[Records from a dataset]
------
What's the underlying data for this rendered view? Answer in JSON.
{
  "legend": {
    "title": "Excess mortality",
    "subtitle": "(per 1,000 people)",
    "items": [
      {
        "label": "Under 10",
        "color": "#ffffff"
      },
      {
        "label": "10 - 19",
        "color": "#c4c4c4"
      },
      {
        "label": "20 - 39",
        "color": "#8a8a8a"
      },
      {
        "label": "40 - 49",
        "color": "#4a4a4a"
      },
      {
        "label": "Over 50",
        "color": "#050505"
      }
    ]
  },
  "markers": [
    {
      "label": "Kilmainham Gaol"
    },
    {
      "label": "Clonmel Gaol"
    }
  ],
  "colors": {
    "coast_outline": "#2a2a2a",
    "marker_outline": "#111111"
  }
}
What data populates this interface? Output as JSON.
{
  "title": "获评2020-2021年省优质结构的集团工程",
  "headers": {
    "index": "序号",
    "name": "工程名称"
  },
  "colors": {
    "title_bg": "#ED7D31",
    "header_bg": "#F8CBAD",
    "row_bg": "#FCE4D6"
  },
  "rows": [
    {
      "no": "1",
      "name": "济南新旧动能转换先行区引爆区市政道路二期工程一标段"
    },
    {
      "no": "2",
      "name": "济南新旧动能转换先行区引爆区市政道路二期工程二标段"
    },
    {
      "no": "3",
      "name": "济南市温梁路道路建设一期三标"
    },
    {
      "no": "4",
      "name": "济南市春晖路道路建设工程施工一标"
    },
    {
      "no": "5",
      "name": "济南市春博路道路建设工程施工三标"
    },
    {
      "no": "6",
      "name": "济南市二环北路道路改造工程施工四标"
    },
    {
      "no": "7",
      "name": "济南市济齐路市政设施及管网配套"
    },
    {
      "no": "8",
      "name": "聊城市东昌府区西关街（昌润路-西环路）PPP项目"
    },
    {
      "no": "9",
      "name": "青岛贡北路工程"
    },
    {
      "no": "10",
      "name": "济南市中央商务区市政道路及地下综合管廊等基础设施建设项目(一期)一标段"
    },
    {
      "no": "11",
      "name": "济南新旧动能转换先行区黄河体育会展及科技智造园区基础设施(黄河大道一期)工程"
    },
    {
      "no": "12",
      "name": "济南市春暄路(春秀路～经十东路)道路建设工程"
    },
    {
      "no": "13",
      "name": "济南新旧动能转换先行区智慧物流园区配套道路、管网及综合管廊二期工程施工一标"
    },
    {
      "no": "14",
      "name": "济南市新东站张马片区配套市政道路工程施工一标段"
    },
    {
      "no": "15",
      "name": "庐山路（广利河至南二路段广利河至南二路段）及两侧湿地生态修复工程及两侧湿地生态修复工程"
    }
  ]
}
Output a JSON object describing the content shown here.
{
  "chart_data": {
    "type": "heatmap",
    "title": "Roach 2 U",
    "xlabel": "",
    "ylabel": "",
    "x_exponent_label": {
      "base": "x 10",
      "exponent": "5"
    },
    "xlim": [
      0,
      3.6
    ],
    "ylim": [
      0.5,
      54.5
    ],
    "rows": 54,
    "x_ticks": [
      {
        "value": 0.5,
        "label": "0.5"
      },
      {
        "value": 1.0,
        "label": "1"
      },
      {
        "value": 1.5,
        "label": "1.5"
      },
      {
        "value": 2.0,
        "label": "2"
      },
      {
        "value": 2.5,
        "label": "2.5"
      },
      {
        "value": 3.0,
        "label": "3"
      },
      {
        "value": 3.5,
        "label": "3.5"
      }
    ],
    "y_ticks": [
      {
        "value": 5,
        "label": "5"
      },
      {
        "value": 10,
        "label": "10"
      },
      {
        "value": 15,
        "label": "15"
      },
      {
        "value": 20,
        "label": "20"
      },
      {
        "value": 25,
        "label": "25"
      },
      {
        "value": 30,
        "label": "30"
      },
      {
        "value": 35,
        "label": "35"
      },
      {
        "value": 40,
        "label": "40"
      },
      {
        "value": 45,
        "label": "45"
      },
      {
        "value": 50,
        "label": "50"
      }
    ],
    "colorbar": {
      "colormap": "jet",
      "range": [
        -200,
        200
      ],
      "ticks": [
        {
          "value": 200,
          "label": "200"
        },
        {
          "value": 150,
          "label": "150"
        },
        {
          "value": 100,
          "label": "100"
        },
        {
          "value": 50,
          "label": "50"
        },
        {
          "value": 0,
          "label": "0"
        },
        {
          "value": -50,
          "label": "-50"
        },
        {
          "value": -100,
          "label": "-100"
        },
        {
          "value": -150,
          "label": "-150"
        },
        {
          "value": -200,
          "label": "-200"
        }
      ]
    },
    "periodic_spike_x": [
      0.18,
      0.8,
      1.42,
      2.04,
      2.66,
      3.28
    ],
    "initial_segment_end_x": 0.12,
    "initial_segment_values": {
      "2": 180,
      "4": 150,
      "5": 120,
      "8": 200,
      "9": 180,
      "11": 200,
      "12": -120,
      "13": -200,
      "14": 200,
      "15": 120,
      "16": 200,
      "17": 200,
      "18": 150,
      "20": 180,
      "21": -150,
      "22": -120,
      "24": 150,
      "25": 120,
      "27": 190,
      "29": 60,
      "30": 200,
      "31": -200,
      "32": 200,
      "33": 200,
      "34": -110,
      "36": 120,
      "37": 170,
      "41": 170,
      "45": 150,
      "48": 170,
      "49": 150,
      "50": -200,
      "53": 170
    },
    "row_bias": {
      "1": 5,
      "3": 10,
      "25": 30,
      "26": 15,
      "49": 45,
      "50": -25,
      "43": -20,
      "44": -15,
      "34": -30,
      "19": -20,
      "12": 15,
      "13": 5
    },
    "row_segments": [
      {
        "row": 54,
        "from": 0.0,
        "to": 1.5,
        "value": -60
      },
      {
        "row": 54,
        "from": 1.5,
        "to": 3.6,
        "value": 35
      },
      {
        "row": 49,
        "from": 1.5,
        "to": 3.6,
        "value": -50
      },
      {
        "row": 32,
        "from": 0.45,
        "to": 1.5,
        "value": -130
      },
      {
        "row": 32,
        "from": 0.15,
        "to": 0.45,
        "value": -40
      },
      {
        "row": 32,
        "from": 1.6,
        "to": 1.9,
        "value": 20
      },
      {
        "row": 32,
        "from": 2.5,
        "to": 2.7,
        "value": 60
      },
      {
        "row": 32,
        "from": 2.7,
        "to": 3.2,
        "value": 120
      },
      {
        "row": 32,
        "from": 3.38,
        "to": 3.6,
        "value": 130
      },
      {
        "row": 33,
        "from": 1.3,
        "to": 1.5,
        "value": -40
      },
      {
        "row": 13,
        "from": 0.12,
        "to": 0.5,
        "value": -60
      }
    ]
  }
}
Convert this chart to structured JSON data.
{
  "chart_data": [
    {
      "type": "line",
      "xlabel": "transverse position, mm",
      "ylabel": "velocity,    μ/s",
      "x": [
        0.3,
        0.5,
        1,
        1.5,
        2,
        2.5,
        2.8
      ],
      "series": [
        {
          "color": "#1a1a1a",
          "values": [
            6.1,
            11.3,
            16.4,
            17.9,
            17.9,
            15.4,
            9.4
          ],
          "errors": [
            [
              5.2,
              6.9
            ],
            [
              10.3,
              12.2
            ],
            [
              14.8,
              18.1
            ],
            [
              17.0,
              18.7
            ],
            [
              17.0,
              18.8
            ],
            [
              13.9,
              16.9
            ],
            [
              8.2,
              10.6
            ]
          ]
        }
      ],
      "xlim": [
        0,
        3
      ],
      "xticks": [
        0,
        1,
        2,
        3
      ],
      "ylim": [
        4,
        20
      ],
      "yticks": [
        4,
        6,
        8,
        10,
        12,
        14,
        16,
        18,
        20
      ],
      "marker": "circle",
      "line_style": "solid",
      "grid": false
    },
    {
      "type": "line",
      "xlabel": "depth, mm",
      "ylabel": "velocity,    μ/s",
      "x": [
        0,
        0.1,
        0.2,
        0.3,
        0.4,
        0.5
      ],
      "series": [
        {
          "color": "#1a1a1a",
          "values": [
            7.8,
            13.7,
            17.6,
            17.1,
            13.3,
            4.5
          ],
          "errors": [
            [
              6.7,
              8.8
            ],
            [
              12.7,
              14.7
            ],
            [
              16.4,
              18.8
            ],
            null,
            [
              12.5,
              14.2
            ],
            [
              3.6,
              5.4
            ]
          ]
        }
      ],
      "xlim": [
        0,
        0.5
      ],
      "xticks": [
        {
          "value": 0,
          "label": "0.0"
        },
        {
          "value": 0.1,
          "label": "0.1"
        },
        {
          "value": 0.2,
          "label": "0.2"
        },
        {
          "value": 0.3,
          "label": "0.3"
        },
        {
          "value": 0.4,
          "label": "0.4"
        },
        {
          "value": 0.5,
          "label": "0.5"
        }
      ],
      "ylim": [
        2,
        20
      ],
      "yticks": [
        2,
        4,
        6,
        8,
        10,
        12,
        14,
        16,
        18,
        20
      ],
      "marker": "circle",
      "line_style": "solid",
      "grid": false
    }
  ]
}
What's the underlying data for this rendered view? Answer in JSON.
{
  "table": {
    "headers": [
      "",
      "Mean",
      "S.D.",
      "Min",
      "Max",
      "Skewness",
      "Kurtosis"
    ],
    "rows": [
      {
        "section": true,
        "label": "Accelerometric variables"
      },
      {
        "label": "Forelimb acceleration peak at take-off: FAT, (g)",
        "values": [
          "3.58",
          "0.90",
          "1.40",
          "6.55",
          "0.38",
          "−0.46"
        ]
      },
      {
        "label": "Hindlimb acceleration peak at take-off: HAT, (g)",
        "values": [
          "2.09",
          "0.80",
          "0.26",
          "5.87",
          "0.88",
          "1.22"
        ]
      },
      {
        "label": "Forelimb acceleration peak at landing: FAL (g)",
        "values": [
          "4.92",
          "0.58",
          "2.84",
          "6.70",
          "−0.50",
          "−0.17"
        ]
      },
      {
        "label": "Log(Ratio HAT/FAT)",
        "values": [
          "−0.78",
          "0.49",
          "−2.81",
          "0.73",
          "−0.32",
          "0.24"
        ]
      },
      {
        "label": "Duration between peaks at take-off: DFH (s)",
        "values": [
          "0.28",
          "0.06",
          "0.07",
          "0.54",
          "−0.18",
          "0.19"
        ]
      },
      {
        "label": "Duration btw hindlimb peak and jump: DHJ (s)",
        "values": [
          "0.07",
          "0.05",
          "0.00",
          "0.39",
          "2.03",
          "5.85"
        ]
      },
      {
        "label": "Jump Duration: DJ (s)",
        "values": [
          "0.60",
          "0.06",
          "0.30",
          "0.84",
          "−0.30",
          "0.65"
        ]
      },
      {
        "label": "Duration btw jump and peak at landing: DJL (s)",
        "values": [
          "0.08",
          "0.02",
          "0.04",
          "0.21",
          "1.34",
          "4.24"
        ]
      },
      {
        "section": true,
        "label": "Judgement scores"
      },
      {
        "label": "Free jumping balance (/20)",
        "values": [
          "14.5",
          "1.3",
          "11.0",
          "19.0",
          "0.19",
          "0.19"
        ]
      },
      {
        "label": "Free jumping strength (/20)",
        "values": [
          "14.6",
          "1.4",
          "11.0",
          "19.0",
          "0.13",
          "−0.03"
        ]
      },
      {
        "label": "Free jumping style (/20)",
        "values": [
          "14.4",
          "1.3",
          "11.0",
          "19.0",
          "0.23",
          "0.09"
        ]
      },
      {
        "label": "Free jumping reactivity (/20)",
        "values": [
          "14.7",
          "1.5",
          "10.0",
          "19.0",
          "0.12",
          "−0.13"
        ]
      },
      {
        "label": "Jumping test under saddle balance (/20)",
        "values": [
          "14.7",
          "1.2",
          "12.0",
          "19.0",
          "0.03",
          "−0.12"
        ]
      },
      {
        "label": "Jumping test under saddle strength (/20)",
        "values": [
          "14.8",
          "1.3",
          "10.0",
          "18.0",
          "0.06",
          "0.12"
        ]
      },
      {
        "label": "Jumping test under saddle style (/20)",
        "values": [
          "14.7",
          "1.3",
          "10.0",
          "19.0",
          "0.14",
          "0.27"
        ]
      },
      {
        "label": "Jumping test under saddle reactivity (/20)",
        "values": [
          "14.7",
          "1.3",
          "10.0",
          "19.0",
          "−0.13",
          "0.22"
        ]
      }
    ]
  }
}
------
- Work to do -
List the lines of the records where "Forelimb" occurs.

- The result -
        "label": "Forelimb acceleration peak at take-off: FAT, (g)",
        "label": "Forelimb acceleration peak at landing: FAL (g)",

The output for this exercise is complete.